(Stored records)
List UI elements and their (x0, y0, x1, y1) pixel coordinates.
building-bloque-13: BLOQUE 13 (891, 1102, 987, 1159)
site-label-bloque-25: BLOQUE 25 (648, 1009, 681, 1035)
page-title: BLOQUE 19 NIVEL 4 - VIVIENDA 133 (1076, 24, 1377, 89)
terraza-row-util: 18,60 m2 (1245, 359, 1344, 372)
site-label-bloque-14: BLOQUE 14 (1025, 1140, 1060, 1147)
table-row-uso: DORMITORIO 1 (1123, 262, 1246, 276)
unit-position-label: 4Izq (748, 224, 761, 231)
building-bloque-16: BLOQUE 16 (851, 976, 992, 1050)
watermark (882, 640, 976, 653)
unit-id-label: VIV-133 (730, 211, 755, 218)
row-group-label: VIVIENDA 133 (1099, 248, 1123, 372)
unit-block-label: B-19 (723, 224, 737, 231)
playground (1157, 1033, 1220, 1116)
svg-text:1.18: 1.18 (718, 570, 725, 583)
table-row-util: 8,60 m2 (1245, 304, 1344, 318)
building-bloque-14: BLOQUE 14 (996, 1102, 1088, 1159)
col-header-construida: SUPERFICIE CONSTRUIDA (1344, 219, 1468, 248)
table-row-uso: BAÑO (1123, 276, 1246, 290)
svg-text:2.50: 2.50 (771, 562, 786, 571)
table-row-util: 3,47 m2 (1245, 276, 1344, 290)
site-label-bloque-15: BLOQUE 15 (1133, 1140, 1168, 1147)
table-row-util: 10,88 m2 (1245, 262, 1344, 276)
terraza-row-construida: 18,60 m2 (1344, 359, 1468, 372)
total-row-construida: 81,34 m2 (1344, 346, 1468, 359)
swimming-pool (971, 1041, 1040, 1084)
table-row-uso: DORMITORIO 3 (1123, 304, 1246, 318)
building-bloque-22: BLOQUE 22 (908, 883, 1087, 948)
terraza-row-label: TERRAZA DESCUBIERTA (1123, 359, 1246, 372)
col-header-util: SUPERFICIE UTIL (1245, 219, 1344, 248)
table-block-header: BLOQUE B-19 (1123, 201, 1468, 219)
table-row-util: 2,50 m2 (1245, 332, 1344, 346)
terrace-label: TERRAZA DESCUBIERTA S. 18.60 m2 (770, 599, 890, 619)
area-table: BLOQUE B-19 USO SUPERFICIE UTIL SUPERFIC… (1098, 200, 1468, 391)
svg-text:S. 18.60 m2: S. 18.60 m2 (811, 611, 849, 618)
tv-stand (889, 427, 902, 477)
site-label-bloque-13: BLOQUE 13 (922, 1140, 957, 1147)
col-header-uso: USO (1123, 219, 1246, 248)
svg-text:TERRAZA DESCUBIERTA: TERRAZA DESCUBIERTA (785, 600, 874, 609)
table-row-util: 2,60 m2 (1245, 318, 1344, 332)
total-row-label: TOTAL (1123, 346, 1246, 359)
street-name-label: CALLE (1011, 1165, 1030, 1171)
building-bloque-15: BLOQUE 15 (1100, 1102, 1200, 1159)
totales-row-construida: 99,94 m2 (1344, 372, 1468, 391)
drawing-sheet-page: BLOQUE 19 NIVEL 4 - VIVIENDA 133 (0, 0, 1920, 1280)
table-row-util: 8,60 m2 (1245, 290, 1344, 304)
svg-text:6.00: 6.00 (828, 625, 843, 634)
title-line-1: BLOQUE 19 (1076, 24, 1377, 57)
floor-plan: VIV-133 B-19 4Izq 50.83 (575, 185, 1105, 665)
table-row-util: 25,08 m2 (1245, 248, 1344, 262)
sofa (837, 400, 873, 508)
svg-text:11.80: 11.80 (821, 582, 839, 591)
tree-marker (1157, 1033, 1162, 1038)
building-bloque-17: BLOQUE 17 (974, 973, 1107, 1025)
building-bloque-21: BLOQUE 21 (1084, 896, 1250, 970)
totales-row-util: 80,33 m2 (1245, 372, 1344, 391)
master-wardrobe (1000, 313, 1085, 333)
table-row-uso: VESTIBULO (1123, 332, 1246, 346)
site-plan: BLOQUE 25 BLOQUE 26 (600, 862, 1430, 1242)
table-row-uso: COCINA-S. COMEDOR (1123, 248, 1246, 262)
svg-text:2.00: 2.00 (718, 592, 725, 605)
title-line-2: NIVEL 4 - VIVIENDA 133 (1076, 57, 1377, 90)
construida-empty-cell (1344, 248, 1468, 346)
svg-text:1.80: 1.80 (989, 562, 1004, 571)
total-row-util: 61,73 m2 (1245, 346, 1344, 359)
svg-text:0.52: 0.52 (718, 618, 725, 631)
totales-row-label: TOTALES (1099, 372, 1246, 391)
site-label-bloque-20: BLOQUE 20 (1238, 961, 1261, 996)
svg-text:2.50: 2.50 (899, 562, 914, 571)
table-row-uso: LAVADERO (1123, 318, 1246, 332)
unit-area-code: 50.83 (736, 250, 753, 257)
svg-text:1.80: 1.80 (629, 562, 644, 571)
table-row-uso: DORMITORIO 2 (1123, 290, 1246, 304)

_WRITTEN EXERCISE_. Output every line of the stored records above verbatim, in their original order.

_RESPONSE TO THE TASK_.
List UI elements and their (x0, y0, x1, y1) pixel coordinates.
building-bloque-13: BLOQUE 13 (891, 1102, 987, 1159)
site-label-bloque-25: BLOQUE 25 (648, 1009, 681, 1035)
page-title: BLOQUE 19 NIVEL 4 - VIVIENDA 133 (1076, 24, 1377, 89)
terraza-row-util: 18,60 m2 (1245, 359, 1344, 372)
site-label-bloque-14: BLOQUE 14 (1025, 1140, 1060, 1147)
table-row-uso: DORMITORIO 1 (1123, 262, 1246, 276)
unit-position-label: 4Izq (748, 224, 761, 231)
building-bloque-16: BLOQUE 16 (851, 976, 992, 1050)
watermark (882, 640, 976, 653)
unit-id-label: VIV-133 (730, 211, 755, 218)
row-group-label: VIVIENDA 133 (1099, 248, 1123, 372)
unit-block-label: B-19 (723, 224, 737, 231)
playground (1157, 1033, 1220, 1116)
svg-text:1.18: 1.18 (718, 570, 725, 583)
table-row-util: 8,60 m2 (1245, 304, 1344, 318)
building-bloque-14: BLOQUE 14 (996, 1102, 1088, 1159)
col-header-construida: SUPERFICIE CONSTRUIDA (1344, 219, 1468, 248)
table-row-uso: BAÑO (1123, 276, 1246, 290)
svg-text:2.50: 2.50 (771, 562, 786, 571)
table-row-util: 3,47 m2 (1245, 276, 1344, 290)
site-label-bloque-15: BLOQUE 15 (1133, 1140, 1168, 1147)
table-row-util: 10,88 m2 (1245, 262, 1344, 276)
terraza-row-construida: 18,60 m2 (1344, 359, 1468, 372)
total-row-construida: 81,34 m2 (1344, 346, 1468, 359)
swimming-pool (971, 1041, 1040, 1084)
table-row-uso: DORMITORIO 3 (1123, 304, 1246, 318)
building-bloque-22: BLOQUE 22 (908, 883, 1087, 948)
terraza-row-label: TERRAZA DESCUBIERTA (1123, 359, 1246, 372)
col-header-util: SUPERFICIE UTIL (1245, 219, 1344, 248)
table-block-header: BLOQUE B-19 (1123, 201, 1468, 219)
table-row-util: 2,50 m2 (1245, 332, 1344, 346)
terrace-label: TERRAZA DESCUBIERTA S. 18.60 m2 (770, 599, 890, 619)
area-table: BLOQUE B-19 USO SUPERFICIE UTIL SUPERFIC… (1098, 200, 1468, 391)
svg-text:S. 18.60 m2: S. 18.60 m2 (811, 611, 849, 618)
tv-stand (889, 427, 902, 477)
site-label-bloque-13: BLOQUE 13 (922, 1140, 957, 1147)
col-header-uso: USO (1123, 219, 1246, 248)
svg-text:TERRAZA DESCUBIERTA: TERRAZA DESCUBIERTA (785, 600, 874, 609)
table-row-util: 2,60 m2 (1245, 318, 1344, 332)
total-row-label: TOTAL (1123, 346, 1246, 359)
street-name-label: CALLE (1011, 1165, 1030, 1171)
building-bloque-15: BLOQUE 15 (1100, 1102, 1200, 1159)
totales-row-construida: 99,94 m2 (1344, 372, 1468, 391)
drawing-sheet-page: BLOQUE 19 NIVEL 4 - VIVIENDA 133 (0, 0, 1920, 1280)
table-row-util: 8,60 m2 (1245, 290, 1344, 304)
svg-text:6.00: 6.00 (828, 625, 843, 634)
title-line-1: BLOQUE 19 (1076, 24, 1377, 57)
floor-plan: VIV-133 B-19 4Izq 50.83 (575, 185, 1105, 665)
table-row-util: 25,08 m2 (1245, 248, 1344, 262)
sofa (837, 400, 873, 508)
svg-text:11.80: 11.80 (821, 582, 839, 591)
tree-marker (1157, 1033, 1162, 1038)
building-bloque-17: BLOQUE 17 (974, 973, 1107, 1025)
building-bloque-21: BLOQUE 21 (1084, 896, 1250, 970)
totales-row-util: 80,33 m2 (1245, 372, 1344, 391)
master-wardrobe (1000, 313, 1085, 333)
table-row-uso: VESTIBULO (1123, 332, 1246, 346)
site-plan: BLOQUE 25 BLOQUE 26 (600, 862, 1430, 1242)
table-row-uso: COCINA-S. COMEDOR (1123, 248, 1246, 262)
svg-text:2.00: 2.00 (718, 592, 725, 605)
title-line-2: NIVEL 4 - VIVIENDA 133 (1076, 57, 1377, 90)
construida-empty-cell (1344, 248, 1468, 346)
svg-text:1.80: 1.80 (989, 562, 1004, 571)
total-row-util: 61,73 m2 (1245, 346, 1344, 359)
svg-text:0.52: 0.52 (718, 618, 725, 631)
totales-row-label: TOTALES (1099, 372, 1246, 391)
site-label-bloque-20: BLOQUE 20 (1238, 961, 1261, 996)
svg-text:2.50: 2.50 (899, 562, 914, 571)
table-row-uso: LAVADERO (1123, 318, 1246, 332)
unit-area-code: 50.83 (736, 250, 753, 257)
svg-text:1.80: 1.80 (629, 562, 644, 571)
table-row-uso: DORMITORIO 2 (1123, 290, 1246, 304)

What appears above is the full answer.